Direction: Reproduce the forum post about Dutton Vocalion SACDs below in full, word for word.

Selection:

_ _ _ _

# Dutton Vocalion SACDs



## bigshot (Nov 22, 2011)

I just wanted to note the problems I've had with every single SACD I've gotten from Dutton / Vocalion... Mancini, Floyd Cramer, Stokowski, Hugo Montenegro... I think this label is mastering their multichannel music improperly.

I just got the Stokowski Bach Transcriptions / Wagner Brunnhilde's Immolation. It's derived from a quad master, but when I play it the light for 5.1 lights up. The response is very band limited. There is almost nothing below 80Hz. I had bass management turned on and I tried boosting the level of my sub to +16dB. With any other music, that would make the bass explode rattling the walls, but I could barely hear any difference with this SACD. The kettle drums were all top end rattle, no sub bass and the same was true of the string basses. At the end when the Rhine overflows its banks there is an extended triangle trill. It sounded like a bell, not a triangle- as if there was nothing above about 10 or 12kHz. The violins were mushy and lacked definition too. Normally, I would blame it on the recording, but I have the Decca Stokowski CD box set and on there the bass is full and the treble is crisp.

_ _ _ _

Dataset records:
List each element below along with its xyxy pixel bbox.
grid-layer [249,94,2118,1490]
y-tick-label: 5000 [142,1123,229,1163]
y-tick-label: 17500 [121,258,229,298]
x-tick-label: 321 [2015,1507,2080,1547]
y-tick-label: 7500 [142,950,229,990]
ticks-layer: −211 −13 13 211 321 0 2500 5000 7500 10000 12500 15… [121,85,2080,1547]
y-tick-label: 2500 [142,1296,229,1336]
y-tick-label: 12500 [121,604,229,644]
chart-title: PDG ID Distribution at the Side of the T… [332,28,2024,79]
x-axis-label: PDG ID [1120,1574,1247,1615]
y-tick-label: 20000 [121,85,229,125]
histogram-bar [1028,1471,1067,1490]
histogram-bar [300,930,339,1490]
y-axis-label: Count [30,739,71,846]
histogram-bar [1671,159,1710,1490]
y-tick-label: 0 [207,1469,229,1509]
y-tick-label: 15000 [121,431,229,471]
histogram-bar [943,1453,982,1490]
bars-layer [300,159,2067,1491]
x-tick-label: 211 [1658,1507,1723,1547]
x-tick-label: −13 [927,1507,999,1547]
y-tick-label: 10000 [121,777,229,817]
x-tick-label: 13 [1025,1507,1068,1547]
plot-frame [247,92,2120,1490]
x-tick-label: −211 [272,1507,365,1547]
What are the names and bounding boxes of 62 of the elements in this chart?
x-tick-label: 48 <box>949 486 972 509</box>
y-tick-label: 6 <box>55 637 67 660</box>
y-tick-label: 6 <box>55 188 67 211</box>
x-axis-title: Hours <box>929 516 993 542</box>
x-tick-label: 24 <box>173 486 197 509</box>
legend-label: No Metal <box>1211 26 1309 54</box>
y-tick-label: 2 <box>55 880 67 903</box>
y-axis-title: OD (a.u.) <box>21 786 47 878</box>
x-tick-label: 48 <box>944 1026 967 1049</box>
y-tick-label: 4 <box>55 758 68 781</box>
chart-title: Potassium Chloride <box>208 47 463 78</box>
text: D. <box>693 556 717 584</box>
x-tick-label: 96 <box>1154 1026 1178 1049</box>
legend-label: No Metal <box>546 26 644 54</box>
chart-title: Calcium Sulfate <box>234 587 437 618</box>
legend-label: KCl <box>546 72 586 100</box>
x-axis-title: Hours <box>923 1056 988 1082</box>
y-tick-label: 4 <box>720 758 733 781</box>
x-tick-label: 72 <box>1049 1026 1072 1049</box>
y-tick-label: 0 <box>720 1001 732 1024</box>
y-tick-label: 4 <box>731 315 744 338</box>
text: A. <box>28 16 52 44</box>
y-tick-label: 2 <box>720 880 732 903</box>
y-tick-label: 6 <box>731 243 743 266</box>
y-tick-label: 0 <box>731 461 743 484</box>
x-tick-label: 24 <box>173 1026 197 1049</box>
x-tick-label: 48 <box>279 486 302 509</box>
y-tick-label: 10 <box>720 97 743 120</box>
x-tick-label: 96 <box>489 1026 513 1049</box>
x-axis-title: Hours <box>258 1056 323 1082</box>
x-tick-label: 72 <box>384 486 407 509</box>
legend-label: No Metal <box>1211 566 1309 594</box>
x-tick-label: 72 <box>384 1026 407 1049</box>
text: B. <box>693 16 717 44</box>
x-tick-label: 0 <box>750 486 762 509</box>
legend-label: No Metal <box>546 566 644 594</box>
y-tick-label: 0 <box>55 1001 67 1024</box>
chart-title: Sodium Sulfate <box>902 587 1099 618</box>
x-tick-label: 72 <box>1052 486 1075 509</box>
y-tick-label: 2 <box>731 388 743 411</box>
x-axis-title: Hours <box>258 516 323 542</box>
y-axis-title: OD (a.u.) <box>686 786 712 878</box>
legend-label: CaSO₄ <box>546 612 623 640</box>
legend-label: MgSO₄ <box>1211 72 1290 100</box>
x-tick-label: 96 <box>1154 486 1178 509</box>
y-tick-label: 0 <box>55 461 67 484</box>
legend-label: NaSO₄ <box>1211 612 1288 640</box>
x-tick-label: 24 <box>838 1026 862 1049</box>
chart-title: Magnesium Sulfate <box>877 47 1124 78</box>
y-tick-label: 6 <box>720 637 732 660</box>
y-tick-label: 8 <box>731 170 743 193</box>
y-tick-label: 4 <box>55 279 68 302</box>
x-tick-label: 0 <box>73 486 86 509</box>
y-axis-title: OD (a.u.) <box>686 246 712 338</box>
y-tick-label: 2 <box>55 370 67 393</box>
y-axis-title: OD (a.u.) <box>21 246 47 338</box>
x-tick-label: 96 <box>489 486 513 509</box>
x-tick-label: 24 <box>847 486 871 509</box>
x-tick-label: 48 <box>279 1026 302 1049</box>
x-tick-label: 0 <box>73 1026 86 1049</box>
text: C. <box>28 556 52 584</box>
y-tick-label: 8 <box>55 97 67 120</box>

_ _ _ _

Response below:
# Dutton Vocalion SACDs



## bigshot (Nov 22, 2011)

I just wanted to note the problems I've had with every single SACD I've gotten from Dutton / Vocalion... Mancini, Floyd Cramer, Stokowski, Hugo Montenegro... I think this label is mastering their multichannel music improperly.

I just got the Stokowski Bach Transcriptions / Wagner Brunnhilde's Immolation. It's derived from a quad master, but when I play it the light for 5.1 lights up. The response is very band limited. There is almost nothing below 80Hz. I had bass management turned on and I tried boosting the level of my sub to +16dB. With any other music, that would make the bass explode rattling the walls, but I could barely hear any difference with this SACD. The kettle drums were all top end rattle, no sub bass and the same was true of the string basses. At the end when the Rhine overflows its banks there is an extended triangle trill. It sounded like a bell, not a triangle- as if there was nothing above about 10 or 12kHz. The violins were mushy and lacked definition too. Normally, I would blame it on the recording, but I have the Decca Stokowski CD box set and on there the bass is full and the treble is crisp.